- _DIRECTIVE_
Every line below is to be quoted exactly, with nothing added or dropped.

- _RECORDS SHOWN_
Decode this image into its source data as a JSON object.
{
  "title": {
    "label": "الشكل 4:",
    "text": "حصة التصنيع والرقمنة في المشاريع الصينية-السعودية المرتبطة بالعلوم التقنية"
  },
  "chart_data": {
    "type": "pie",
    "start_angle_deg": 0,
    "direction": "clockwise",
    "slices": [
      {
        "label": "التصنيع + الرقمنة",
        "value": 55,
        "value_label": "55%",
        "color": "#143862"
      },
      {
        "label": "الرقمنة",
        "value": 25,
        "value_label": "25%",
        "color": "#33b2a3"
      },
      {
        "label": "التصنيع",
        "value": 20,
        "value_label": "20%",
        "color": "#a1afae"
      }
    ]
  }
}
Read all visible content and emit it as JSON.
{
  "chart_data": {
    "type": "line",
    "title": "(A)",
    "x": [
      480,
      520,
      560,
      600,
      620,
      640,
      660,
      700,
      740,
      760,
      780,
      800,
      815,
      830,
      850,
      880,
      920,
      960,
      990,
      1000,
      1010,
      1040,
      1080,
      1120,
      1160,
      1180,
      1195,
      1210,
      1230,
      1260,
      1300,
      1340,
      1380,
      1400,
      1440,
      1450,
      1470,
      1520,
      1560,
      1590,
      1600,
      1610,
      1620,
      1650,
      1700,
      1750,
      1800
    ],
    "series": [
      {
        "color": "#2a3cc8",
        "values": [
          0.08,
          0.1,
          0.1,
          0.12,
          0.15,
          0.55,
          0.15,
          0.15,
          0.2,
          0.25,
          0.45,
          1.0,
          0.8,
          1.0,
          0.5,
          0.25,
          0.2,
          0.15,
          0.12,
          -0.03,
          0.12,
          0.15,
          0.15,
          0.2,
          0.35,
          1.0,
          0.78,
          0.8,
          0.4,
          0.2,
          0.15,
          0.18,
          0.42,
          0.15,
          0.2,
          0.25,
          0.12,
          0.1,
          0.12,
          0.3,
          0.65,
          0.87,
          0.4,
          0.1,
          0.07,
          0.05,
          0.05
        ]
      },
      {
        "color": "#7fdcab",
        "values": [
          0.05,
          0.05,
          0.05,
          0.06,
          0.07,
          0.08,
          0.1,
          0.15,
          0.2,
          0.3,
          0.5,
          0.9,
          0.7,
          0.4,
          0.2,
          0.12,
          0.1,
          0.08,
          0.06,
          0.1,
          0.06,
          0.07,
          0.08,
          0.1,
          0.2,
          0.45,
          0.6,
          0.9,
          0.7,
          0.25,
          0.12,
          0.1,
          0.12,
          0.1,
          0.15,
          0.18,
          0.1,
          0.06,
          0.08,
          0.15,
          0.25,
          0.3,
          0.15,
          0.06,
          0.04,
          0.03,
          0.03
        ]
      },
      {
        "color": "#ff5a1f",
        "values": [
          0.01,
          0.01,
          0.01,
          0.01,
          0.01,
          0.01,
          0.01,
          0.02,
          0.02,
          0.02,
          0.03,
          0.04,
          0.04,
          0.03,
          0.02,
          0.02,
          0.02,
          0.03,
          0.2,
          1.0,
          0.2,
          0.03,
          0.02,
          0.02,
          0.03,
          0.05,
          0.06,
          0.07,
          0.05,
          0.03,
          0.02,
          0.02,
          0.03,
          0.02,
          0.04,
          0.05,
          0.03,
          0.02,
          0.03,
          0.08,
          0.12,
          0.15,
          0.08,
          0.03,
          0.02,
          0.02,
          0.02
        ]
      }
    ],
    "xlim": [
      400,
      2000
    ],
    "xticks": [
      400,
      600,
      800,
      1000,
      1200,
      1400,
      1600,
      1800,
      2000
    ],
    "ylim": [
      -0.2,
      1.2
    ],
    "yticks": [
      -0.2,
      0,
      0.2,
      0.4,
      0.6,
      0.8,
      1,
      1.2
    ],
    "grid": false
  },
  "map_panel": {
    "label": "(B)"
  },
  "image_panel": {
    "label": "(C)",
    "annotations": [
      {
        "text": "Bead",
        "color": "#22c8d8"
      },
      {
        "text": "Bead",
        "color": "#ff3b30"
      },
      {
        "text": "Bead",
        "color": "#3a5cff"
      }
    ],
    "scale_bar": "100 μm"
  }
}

- _TASK ANSWER_
Decode this image into its source data as a JSON object.
{
  "title": {
    "label": "الشكل 4:",
    "text": "حصة التصنيع والرقمنة في المشاريع الصينية-السعودية المرتبطة بالعلوم التقنية"
  },
  "chart_data": {
    "type": "pie",
    "start_angle_deg": 0,
    "direction": "clockwise",
    "slices": [
      {
        "label": "التصنيع + الرقمنة",
        "value": 55,
        "value_label": "55%",
        "color": "#143862"
      },
      {
        "label": "الرقمنة",
        "value": 25,
        "value_label": "25%",
        "color": "#33b2a3"
      },
      {
        "label": "التصنيع",
        "value": 20,
        "value_label": "20%",
        "color": "#a1afae"
      }
    ]
  }
}
Read all visible content and emit it as JSON.
{
  "chart_data": {
    "type": "line",
    "title": "(A)",
    "x": [
      480,
      520,
      560,
      600,
      620,
      640,
      660,
      700,
      740,
      760,
      780,
      800,
      815,
      830,
      850,
      880,
      920,
      960,
      990,
      1000,
      1010,
      1040,
      1080,
      1120,
      1160,
      1180,
      1195,
      1210,
      1230,
      1260,
      1300,
      1340,
      1380,
      1400,
      1440,
      1450,
      1470,
      1520,
      1560,
      1590,
      1600,
      1610,
      1620,
      1650,
      1700,
      1750,
      1800
    ],
    "series": [
      {
        "color": "#2a3cc8",
        "values": [
          0.08,
          0.1,
          0.1,
          0.12,
          0.15,
          0.55,
          0.15,
          0.15,
          0.2,
          0.25,
          0.45,
          1.0,
          0.8,
          1.0,
          0.5,
          0.25,
          0.2,
          0.15,
          0.12,
          -0.03,
          0.12,
          0.15,
          0.15,
          0.2,
          0.35,
          1.0,
          0.78,
          0.8,
          0.4,
          0.2,
          0.15,
          0.18,
          0.42,
          0.15,
          0.2,
          0.25,
          0.12,
          0.1,
          0.12,
          0.3,
          0.65,
          0.87,
          0.4,
          0.1,
          0.07,
          0.05,
          0.05
        ]
      },
      {
        "color": "#7fdcab",
        "values": [
          0.05,
          0.05,
          0.05,
          0.06,
          0.07,
          0.08,
          0.1,
          0.15,
          0.2,
          0.3,
          0.5,
          0.9,
          0.7,
          0.4,
          0.2,
          0.12,
          0.1,
          0.08,
          0.06,
          0.1,
          0.06,
          0.07,
          0.08,
          0.1,
          0.2,
          0.45,
          0.6,
          0.9,
          0.7,
          0.25,
          0.12,
          0.1,
          0.12,
          0.1,
          0.15,
          0.18,
          0.1,
          0.06,
          0.08,
          0.15,
          0.25,
          0.3,
          0.15,
          0.06,
          0.04,
          0.03,
          0.03
        ]
      },
      {
        "color": "#ff5a1f",
        "values": [
          0.01,
          0.01,
          0.01,
          0.01,
          0.01,
          0.01,
          0.01,
          0.02,
          0.02,
          0.02,
          0.03,
          0.04,
          0.04,
          0.03,
          0.02,
          0.02,
          0.02,
          0.03,
          0.2,
          1.0,
          0.2,
          0.03,
          0.02,
          0.02,
          0.03,
          0.05,
          0.06,
          0.07,
          0.05,
          0.03,
          0.02,
          0.02,
          0.03,
          0.02,
          0.04,
          0.05,
          0.03,
          0.02,
          0.03,
          0.08,
          0.12,
          0.15,
          0.08,
          0.03,
          0.02,
          0.02,
          0.02
        ]
      }
    ],
    "xlim": [
      400,
      2000
    ],
    "xticks": [
      400,
      600,
      800,
      1000,
      1200,
      1400,
      1600,
      1800,
      2000
    ],
    "ylim": [
      -0.2,
      1.2
    ],
    "yticks": [
      -0.2,
      0,
      0.2,
      0.4,
      0.6,
      0.8,
      1,
      1.2
    ],
    "grid": false
  },
  "map_panel": {
    "label": "(B)"
  },
  "image_panel": {
    "label": "(C)",
    "annotations": [
      {
        "text": "Bead",
        "color": "#22c8d8"
      },
      {
        "text": "Bead",
        "color": "#ff3b30"
      },
      {
        "text": "Bead",
        "color": "#3a5cff"
      }
    ],
    "scale_bar": "100 μm"
  }
}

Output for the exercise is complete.